TASK GOAL:
Starting at the line that holds "Give me a plain-text", quote every line through the end of the records, both boundary lines included. Omit the pictures.

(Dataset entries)
● ● ● ● ●

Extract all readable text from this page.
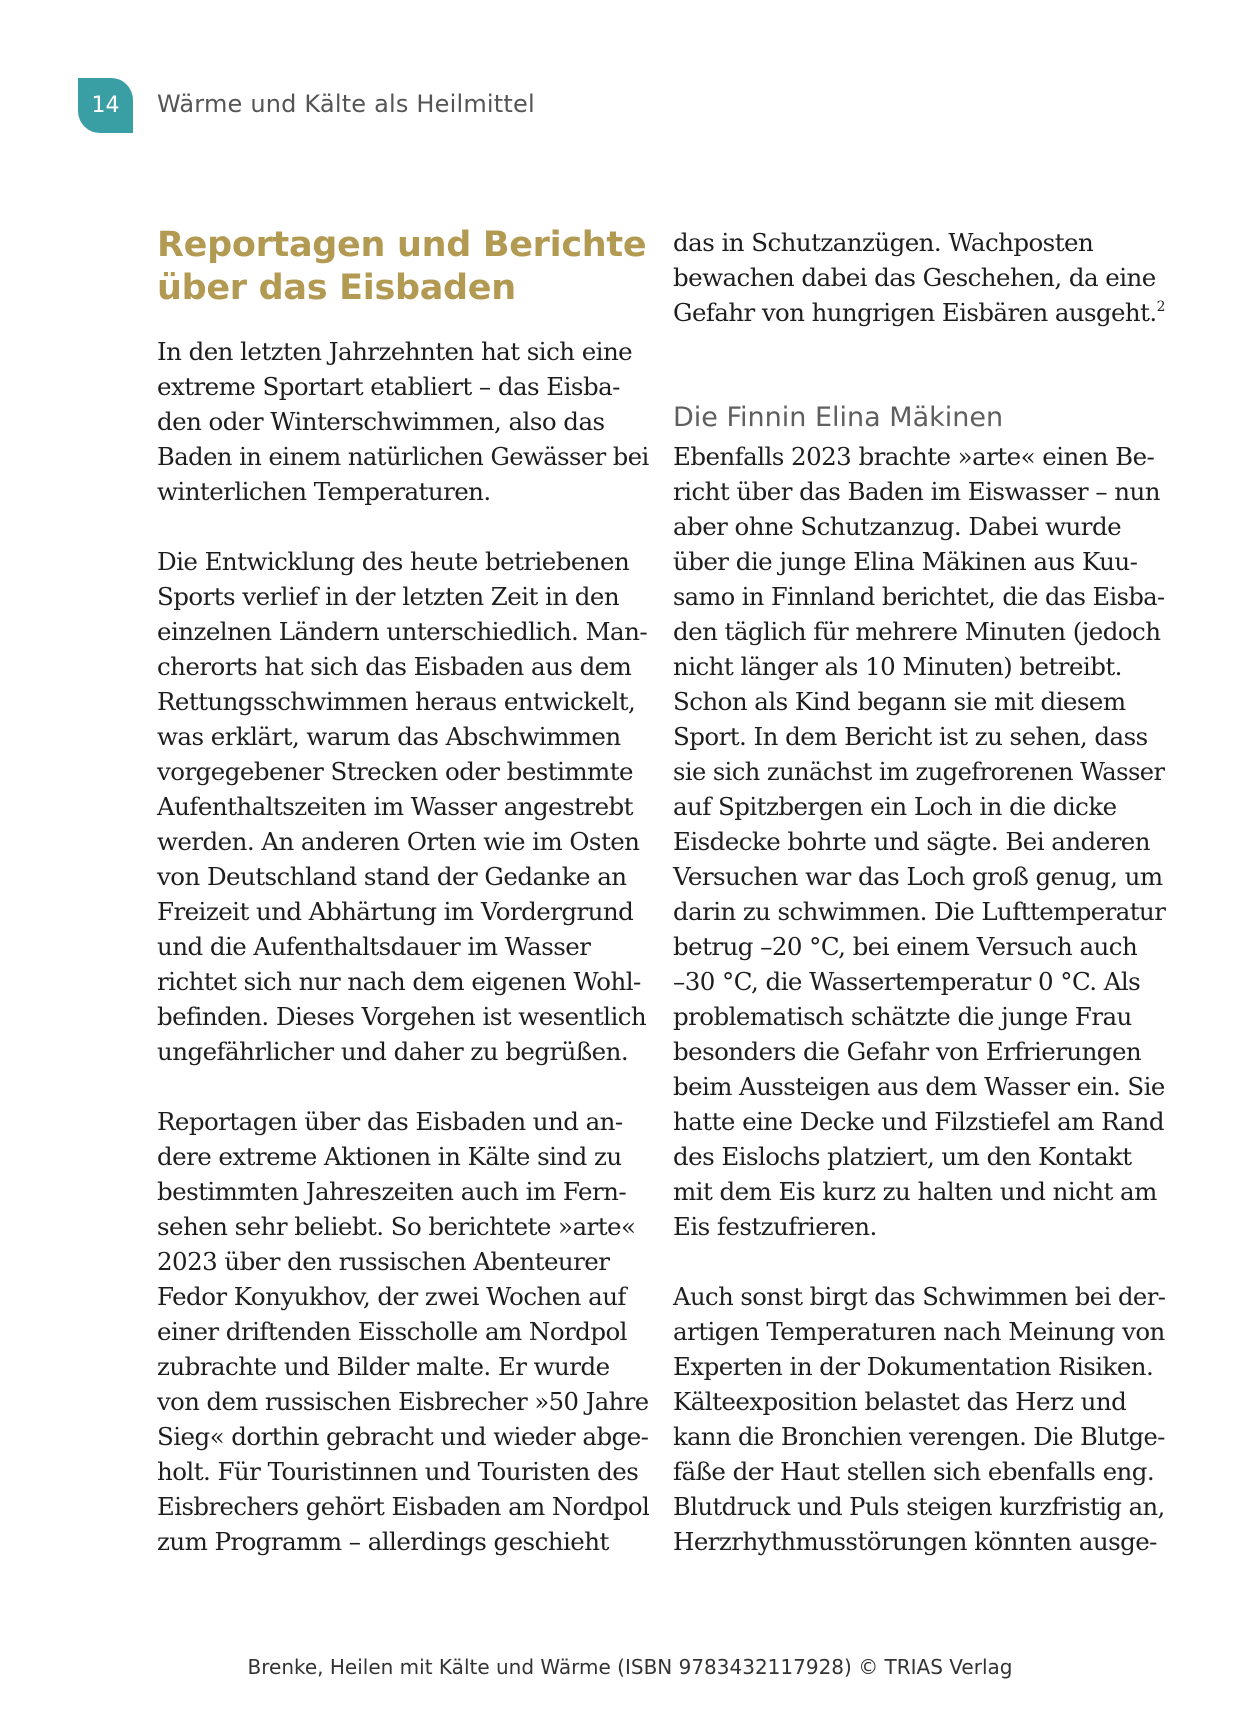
14 Wärme und Kälte als Heilmittel
Reportagen und Berichte
über das Eisbaden
In den letzten Jahrzehnten hat sich eine
extreme Sportart etabliert – das Eisba-
den oder Winterschwimmen, also das
Baden in einem natürlichen Gewässer bei
winterlichen Temperaturen.
Die Entwicklung des heute betriebenen
Sports verlief in der letzten Zeit in den
einzelnen Ländern unterschiedlich. Man-
cherorts hat sich das Eisbaden aus dem
Rettungsschwimmen heraus entwickelt,
was erklärt, warum das Abschwimmen
vorgegebener Strecken oder bestimmte
Aufenthaltszeiten im Wasser angestrebt
werden. An anderen Orten wie im Osten
von Deutschland stand der Gedanke an
Freizeit und Abhärtung im Vordergrund
und die Aufenthaltsdauer im Wasser
richtet sich nur nach dem eigenen Wohl-
befinden. Dieses Vorgehen ist wesentlich
ungefährlicher und daher zu begrüßen.
Reportagen über das Eisbaden und an-
dere extreme Aktionen in Kälte sind zu
bestimmten Jahreszeiten auch im Fern-
sehen sehr beliebt. So berichtete »arte«
2023 über den russischen Abenteurer
Fedor Konyukhov, der zwei Wochen auf
einer driftenden Eisscholle am Nordpol
zubrachte und Bilder malte. Er wurde
von dem russischen Eisbrecher »50 Jahre
Sieg« dorthin gebracht und wieder abge-
holt. Für Touristinnen und Touristen des
Eisbrechers gehört Eisbaden am Nordpol
zum Programm – allerdings geschieht
das in Schutzanzügen. Wachposten
bewachen dabei das Geschehen, da eine
Gefahr von hungrigen Eisbären ausgeht.$^2$
Die Finnin Elina Mäkinen
Ebenfalls 2023 brachte »arte« einen Be-
richt über das Baden im Eiswasser – nun
aber ohne Schutzanzug. Dabei wurde
über die junge Elina Mäkinen aus Kuu-
samo in Finnland berichtet, die das Eisba-
den täglich für mehrere Minuten (jedoch
nicht länger als 10 Minuten) betreibt.
Schon als Kind begann sie mit diesem
Sport. In dem Bericht ist zu sehen, dass
sie sich zunächst im zugefrorenen Wasser
auf Spitzbergen ein Loch in die dicke
Eisdecke bohrte und sägte. Bei anderen
Versuchen war das Loch groß genug, um
darin zu schwimmen. Die Lufttemperatur
betrug –20 °C, bei einem Versuch auch
–30 °C, die Wassertemperatur 0 °C. Als
problematisch schätzte die junge Frau
besonders die Gefahr von Erfrierungen
beim Aussteigen aus dem Wasser ein. Sie
hatte eine Decke und Filzstiefel am Rand
des Eislochs platziert, um den Kontakt
mit dem Eis kurz zu halten und nicht am
Eis festzufrieren.
Auch sonst birgt das Schwimmen bei der-
artigen Temperaturen nach Meinung von
Experten in der Dokumentation Risiken.
Kälteexposition belastet das Herz und
kann die Bronchien verengen. Die Blutge-
fäße der Haut stellen sich ebenfalls eng.
Blutdruck und Puls steigen kurzfristig an,
Herzrhythmusstörungen könnten ausge-
Brenke, Heilen mit Kälte und Wärme (ISBN 9783432117928) © TRIAS Verlag
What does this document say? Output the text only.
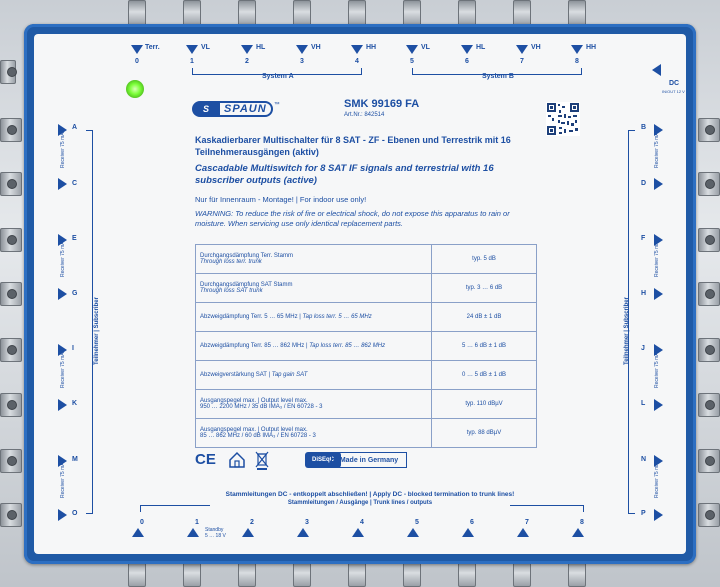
Terr.
0
VL
1
HL
2
VH
3
HH
4
VL
5
HL
6
VH
7
HH
8
System A	System B
DC
IN/OUT 12 V
S	SPAUN ™	SMK 99169 FA
Art.Nr.: 842514
Kaskadierbarer Multischalter für 8 SAT - ZF - Ebenen und Terrestrik mit 16 Teilnehmerausgängen (aktiv)
Cascadable Multiswitch for 8 SAT IF signals and terrestrial with 16 subscriber outputs (active)
Nur für Innenraum - Montage! | For indoor use only!
WARNING: To reduce the risk of fire or electrical shock, do not expose this apparatus to rain or moisture. When servicing use only identical replacement parts.
Durchgangsdämpfung Terr. Stamm
Through loss terr. trunk	typ. 5 dB

Durchgangsdämpfung SAT Stamm
Through loss SAT trunk	typ. 3 … 6 dB
Abzweigdämpfung Terr. 5 … 65 MHz | Tap loss terr. 5 … 65 MHz	24 dB ± 1 dB
Abzweigdämpfung Terr. 85 … 862 MHz | Tap loss terr. 85 … 862 MHz	5 … 6 dB ± 1 dB
Abzweigverstärkung SAT | Tap gain SAT	0 … 5 dB ± 1 dB

Ausgangspegel max. | Output level max.
950 … 2200 MHz / 35 dB IMA₃ / EN 60728 - 3	typ. 110 dBµV

Ausgangspegel max. | Output level max.
85 … 862 MHz / 60 dB IMA₃ / EN 60728 - 3	typ. 88 dBµV
CE	DiSEqC Made in Germany
A
C
E
G
I
K
M
O
Receiver 75 mA
Receiver 75 mA
Receiver 75 mA
Receiver 75 mA
Teilnehmer | Subscriber
B
D
F
H
J
L
N
P
Receiver 75 mA
Receiver 75 mA
Receiver 75 mA
Receiver 75 mA
Teilnehmer | Subscriber
Stammleitungen DC - entkoppelt abschließen! | Apply DC - blocked termination to trunk lines!
Stammleitungen / Ausgänge | Trunk lines / outputs
0	1	2	3	4	5	6	7	8
Standby
5 … 18 V
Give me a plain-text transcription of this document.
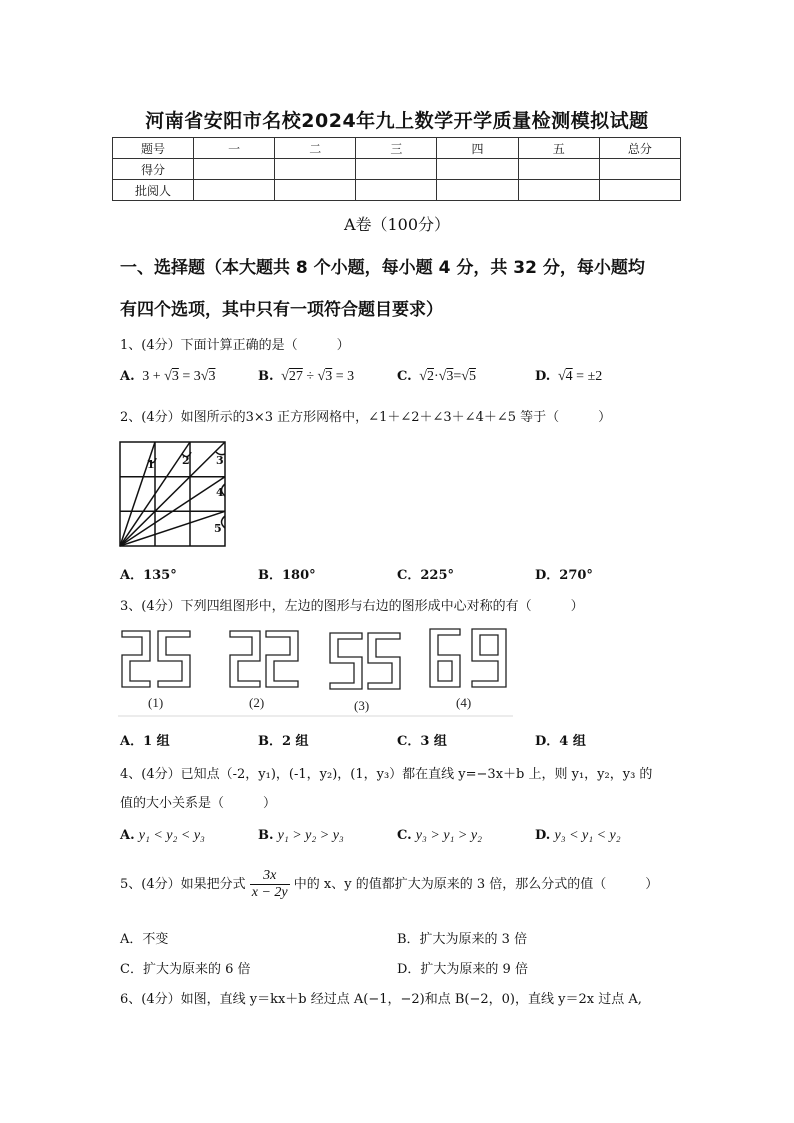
河南省安阳市名校2024年九上数学开学质量检测模拟试题
题号	一	二	三	四	五	总分
得分						
批阅人						
A卷（100分）
一、选择题（本大题共 8 个小题，每小题 4 分，共 32 分，每小题均
有四个选项，其中只有一项符合题目要求）
1、(4分）下面计算正确的是（　　　）
A. 3 + √3 = 3√3	B.  √27 ÷ √3 = 3	C.  √2·√3=√5	D.  √4 = ±2
2、(4分）如图所示的3×3 正方形网格中，∠1＋∠2＋∠3＋∠4＋∠5 等于（　　　）
1 2 3
4
5
A．135°	B．180°	C．225°	D．270°
3、(4分）下列四组图形中，左边的图形与右边的图形成中心对称的有（　　　）
(1)	(2)	(3)	(4)
A．1 组	B．2 组	C．3 组	D．4 组
4、(4分）已知点（-2，y₁)，(-1，y₂)，(1，y₃）都在直线 y=−3x＋b 上，则 y₁，y₂，y₃ 的
值的大小关系是（　　　）
A. y₁ < y₂ < y₃	B. y₁ > y₂ > y₃	C. y₃ > y₁ > y₂	D. y₃ < y₁ < y₂
5、(4分）如果把分式 $\frac{3x}{x - 2y}$ 中的 x、y 的值都扩大为原来的 3 倍，那么分式的值（　　　）
A．不变	B．扩大为原来的 3 倍
C．扩大为原来的 6 倍	D．扩大为原来的 9 倍
6、(4分）如图，直线 y＝kx＋b 经过点 A(−1，−2)和点 B(−2，0)，直线 y＝2x 过点 A,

● ● ● ● ●

ANSWER TO THIS EXERCISE:
Give me a plain-text transcription of this document.
河南省安阳市名校2024年九上数学开学质量检测模拟试题
题号	一	二	三	四	五	总分
得分						
批阅人						
A卷（100分）
一、选择题（本大题共 8 个小题，每小题 4 分，共 32 分，每小题均
有四个选项，其中只有一项符合题目要求）
1、(4分）下面计算正确的是（　　　）
A. 3 + √3 = 3√3	B.  √27 ÷ √3 = 3	C.  √2·√3=√5	D.  √4 = ±2
2、(4分）如图所示的3×3 正方形网格中，∠1＋∠2＋∠3＋∠4＋∠5 等于（　　　）
1 2 3
4
5
A．135°	B．180°	C．225°	D．270°
3、(4分）下列四组图形中，左边的图形与右边的图形成中心对称的有（　　　）
(1)	(2)	(3)	(4)
A．1 组	B．2 组	C．3 组	D．4 组
4、(4分）已知点（-2，y₁)，(-1，y₂)，(1，y₃）都在直线 y=−3x＋b 上，则 y₁，y₂，y₃ 的
值的大小关系是（　　　）
A. y₁ < y₂ < y₃	B. y₁ > y₂ > y₃	C. y₃ > y₁ > y₂	D. y₃ < y₁ < y₂
5、(4分）如果把分式 $\frac{3x}{x - 2y}$ 中的 x、y 的值都扩大为原来的 3 倍，那么分式的值（　　　）
A．不变	B．扩大为原来的 3 倍
C．扩大为原来的 6 倍	D．扩大为原来的 9 倍
6、(4分）如图，直线 y＝kx＋b 经过点 A(−1，−2)和点 B(−2，0)，直线 y＝2x 过点 A,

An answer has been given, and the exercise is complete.